[Short exercise]
Below is a set of records. Repeat all of them exactly.
==== Material for this task ====
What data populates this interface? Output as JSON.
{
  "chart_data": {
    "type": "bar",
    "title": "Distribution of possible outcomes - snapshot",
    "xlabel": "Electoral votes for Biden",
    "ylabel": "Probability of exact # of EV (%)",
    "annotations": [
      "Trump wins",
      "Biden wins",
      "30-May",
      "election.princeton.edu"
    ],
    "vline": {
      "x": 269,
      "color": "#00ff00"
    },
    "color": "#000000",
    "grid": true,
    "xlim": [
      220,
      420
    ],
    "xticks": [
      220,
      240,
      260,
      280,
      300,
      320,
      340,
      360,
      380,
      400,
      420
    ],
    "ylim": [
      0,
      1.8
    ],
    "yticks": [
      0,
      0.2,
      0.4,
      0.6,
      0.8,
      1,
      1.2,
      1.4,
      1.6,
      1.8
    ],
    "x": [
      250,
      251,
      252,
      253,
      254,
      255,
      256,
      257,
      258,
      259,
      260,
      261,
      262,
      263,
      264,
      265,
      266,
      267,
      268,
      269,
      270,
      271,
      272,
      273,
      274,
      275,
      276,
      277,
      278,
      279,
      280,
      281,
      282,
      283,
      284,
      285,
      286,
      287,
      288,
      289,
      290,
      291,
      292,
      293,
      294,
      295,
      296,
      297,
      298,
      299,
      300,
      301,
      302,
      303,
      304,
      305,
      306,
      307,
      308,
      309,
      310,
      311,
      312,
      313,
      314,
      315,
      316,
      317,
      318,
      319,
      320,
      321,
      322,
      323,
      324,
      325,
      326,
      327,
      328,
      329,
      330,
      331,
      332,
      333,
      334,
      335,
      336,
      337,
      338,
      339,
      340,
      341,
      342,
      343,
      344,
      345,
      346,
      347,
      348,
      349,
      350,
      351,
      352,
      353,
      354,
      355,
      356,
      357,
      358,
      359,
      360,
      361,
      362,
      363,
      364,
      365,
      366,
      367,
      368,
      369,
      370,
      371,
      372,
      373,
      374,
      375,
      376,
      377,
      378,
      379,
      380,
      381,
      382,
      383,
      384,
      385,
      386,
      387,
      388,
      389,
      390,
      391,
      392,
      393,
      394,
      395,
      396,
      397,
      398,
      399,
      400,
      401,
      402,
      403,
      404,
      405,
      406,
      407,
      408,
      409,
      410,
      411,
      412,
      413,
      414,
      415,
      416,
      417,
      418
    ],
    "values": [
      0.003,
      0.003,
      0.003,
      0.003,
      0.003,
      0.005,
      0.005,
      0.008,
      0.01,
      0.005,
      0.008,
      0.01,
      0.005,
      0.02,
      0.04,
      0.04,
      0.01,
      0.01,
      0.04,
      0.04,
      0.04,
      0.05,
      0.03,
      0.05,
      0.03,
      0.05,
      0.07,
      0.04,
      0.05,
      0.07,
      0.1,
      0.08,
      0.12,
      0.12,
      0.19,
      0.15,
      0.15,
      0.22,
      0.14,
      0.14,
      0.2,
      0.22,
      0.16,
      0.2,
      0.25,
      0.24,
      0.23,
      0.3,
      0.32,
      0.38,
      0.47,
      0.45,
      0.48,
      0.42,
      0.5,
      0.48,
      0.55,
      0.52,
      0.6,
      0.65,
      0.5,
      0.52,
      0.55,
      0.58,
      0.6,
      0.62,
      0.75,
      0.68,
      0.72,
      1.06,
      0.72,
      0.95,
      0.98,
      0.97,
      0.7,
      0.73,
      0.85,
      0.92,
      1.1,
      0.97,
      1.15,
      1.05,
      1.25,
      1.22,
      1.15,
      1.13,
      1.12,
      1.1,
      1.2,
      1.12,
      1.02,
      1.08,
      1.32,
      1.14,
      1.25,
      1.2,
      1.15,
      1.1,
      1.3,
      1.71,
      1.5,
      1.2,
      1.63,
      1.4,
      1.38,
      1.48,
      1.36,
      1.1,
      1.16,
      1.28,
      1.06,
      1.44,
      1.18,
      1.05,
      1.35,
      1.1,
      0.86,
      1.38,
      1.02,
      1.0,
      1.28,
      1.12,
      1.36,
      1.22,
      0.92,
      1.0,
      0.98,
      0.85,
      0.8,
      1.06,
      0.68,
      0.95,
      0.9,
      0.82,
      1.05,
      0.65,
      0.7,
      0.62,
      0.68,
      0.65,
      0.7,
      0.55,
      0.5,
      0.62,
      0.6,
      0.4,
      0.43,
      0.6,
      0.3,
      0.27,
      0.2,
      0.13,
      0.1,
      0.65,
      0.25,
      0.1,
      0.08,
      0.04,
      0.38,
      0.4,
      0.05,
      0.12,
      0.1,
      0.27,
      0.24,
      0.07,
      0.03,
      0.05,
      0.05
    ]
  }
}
====
[Task solution]
What data populates this interface? Output as JSON.
{
  "chart_data": {
    "type": "bar",
    "title": "Distribution of possible outcomes - snapshot",
    "xlabel": "Electoral votes for Biden",
    "ylabel": "Probability of exact # of EV (%)",
    "annotations": [
      "Trump wins",
      "Biden wins",
      "30-May",
      "election.princeton.edu"
    ],
    "vline": {
      "x": 269,
      "color": "#00ff00"
    },
    "color": "#000000",
    "grid": true,
    "xlim": [
      220,
      420
    ],
    "xticks": [
      220,
      240,
      260,
      280,
      300,
      320,
      340,
      360,
      380,
      400,
      420
    ],
    "ylim": [
      0,
      1.8
    ],
    "yticks": [
      0,
      0.2,
      0.4,
      0.6,
      0.8,
      1,
      1.2,
      1.4,
      1.6,
      1.8
    ],
    "x": [
      250,
      251,
      252,
      253,
      254,
      255,
      256,
      257,
      258,
      259,
      260,
      261,
      262,
      263,
      264,
      265,
      266,
      267,
      268,
      269,
      270,
      271,
      272,
      273,
      274,
      275,
      276,
      277,
      278,
      279,
      280,
      281,
      282,
      283,
      284,
      285,
      286,
      287,
      288,
      289,
      290,
      291,
      292,
      293,
      294,
      295,
      296,
      297,
      298,
      299,
      300,
      301,
      302,
      303,
      304,
      305,
      306,
      307,
      308,
      309,
      310,
      311,
      312,
      313,
      314,
      315,
      316,
      317,
      318,
      319,
      320,
      321,
      322,
      323,
      324,
      325,
      326,
      327,
      328,
      329,
      330,
      331,
      332,
      333,
      334,
      335,
      336,
      337,
      338,
      339,
      340,
      341,
      342,
      343,
      344,
      345,
      346,
      347,
      348,
      349,
      350,
      351,
      352,
      353,
      354,
      355,
      356,
      357,
      358,
      359,
      360,
      361,
      362,
      363,
      364,
      365,
      366,
      367,
      368,
      369,
      370,
      371,
      372,
      373,
      374,
      375,
      376,
      377,
      378,
      379,
      380,
      381,
      382,
      383,
      384,
      385,
      386,
      387,
      388,
      389,
      390,
      391,
      392,
      393,
      394,
      395,
      396,
      397,
      398,
      399,
      400,
      401,
      402,
      403,
      404,
      405,
      406,
      407,
      408,
      409,
      410,
      411,
      412,
      413,
      414,
      415,
      416,
      417,
      418
    ],
    "values": [
      0.003,
      0.003,
      0.003,
      0.003,
      0.003,
      0.005,
      0.005,
      0.008,
      0.01,
      0.005,
      0.008,
      0.01,
      0.005,
      0.02,
      0.04,
      0.04,
      0.01,
      0.01,
      0.04,
      0.04,
      0.04,
      0.05,
      0.03,
      0.05,
      0.03,
      0.05,
      0.07,
      0.04,
      0.05,
      0.07,
      0.1,
      0.08,
      0.12,
      0.12,
      0.19,
      0.15,
      0.15,
      0.22,
      0.14,
      0.14,
      0.2,
      0.22,
      0.16,
      0.2,
      0.25,
      0.24,
      0.23,
      0.3,
      0.32,
      0.38,
      0.47,
      0.45,
      0.48,
      0.42,
      0.5,
      0.48,
      0.55,
      0.52,
      0.6,
      0.65,
      0.5,
      0.52,
      0.55,
      0.58,
      0.6,
      0.62,
      0.75,
      0.68,
      0.72,
      1.06,
      0.72,
      0.95,
      0.98,
      0.97,
      0.7,
      0.73,
      0.85,
      0.92,
      1.1,
      0.97,
      1.15,
      1.05,
      1.25,
      1.22,
      1.15,
      1.13,
      1.12,
      1.1,
      1.2,
      1.12,
      1.02,
      1.08,
      1.32,
      1.14,
      1.25,
      1.2,
      1.15,
      1.1,
      1.3,
      1.71,
      1.5,
      1.2,
      1.63,
      1.4,
      1.38,
      1.48,
      1.36,
      1.1,
      1.16,
      1.28,
      1.06,
      1.44,
      1.18,
      1.05,
      1.35,
      1.1,
      0.86,
      1.38,
      1.02,
      1.0,
      1.28,
      1.12,
      1.36,
      1.22,
      0.92,
      1.0,
      0.98,
      0.85,
      0.8,
      1.06,
      0.68,
      0.95,
      0.9,
      0.82,
      1.05,
      0.65,
      0.7,
      0.62,
      0.68,
      0.65,
      0.7,
      0.55,
      0.5,
      0.62,
      0.6,
      0.4,
      0.43,
      0.6,
      0.3,
      0.27,
      0.2,
      0.13,
      0.1,
      0.65,
      0.25,
      0.1,
      0.08,
      0.04,
      0.38,
      0.4,
      0.05,
      0.12,
      0.1,
      0.27,
      0.24,
      0.07,
      0.03,
      0.05,
      0.05
    ]
  }
}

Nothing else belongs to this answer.